_What is asked_. Pick out the lines in the listing below that contain the word "Anxiety" and copy them.
Start Material supplied
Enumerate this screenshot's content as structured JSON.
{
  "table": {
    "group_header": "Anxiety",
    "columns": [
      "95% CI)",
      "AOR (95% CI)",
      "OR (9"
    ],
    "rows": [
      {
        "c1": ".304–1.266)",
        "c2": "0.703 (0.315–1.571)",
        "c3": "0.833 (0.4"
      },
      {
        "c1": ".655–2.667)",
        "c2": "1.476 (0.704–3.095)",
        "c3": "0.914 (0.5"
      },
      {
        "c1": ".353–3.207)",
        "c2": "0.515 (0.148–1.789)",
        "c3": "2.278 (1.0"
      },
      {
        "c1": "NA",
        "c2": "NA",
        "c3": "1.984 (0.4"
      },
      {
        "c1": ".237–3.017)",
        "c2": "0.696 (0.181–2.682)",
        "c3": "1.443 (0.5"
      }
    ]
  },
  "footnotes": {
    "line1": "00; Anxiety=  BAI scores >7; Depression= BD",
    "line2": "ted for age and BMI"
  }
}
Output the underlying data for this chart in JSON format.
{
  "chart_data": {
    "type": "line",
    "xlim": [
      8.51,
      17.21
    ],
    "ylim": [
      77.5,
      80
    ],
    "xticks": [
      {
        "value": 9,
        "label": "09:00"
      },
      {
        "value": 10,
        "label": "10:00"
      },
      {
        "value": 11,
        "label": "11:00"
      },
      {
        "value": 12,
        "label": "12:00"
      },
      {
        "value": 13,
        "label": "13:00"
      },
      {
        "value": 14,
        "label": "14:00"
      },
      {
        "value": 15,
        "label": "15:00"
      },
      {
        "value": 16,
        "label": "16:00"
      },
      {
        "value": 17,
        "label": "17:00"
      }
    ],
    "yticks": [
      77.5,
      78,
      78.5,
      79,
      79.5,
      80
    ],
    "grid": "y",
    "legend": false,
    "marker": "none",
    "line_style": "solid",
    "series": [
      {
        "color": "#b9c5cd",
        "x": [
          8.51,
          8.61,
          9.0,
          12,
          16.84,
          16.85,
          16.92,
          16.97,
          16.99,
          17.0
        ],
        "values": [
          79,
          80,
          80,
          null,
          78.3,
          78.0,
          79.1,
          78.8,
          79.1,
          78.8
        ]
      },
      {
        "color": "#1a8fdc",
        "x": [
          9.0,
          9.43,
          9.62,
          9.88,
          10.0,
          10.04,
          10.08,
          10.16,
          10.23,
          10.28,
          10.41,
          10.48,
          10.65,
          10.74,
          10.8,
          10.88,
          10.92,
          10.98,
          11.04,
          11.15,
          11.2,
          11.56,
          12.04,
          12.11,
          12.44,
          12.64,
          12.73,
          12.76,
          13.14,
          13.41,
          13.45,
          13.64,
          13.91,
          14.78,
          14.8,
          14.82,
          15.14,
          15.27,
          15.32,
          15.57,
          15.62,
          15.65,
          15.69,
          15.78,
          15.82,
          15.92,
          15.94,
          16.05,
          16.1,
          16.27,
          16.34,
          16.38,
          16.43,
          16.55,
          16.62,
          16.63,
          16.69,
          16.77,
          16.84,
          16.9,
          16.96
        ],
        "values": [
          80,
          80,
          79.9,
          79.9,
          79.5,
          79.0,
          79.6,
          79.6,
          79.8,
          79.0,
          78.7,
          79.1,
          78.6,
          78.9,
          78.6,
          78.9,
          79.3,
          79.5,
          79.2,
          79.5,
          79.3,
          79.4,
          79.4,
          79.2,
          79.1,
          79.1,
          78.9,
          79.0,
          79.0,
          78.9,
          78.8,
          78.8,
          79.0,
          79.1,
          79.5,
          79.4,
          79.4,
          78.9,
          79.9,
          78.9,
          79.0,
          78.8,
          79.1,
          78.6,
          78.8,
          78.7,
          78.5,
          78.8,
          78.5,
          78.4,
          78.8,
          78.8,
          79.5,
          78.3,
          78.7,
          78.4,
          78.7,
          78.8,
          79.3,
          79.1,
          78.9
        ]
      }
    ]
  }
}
End Material supplied
_Solution for this exercise_.
    "group_header": "Anxiety",
    "line1": "00; Anxiety=  BAI scores >7; Depression= BD",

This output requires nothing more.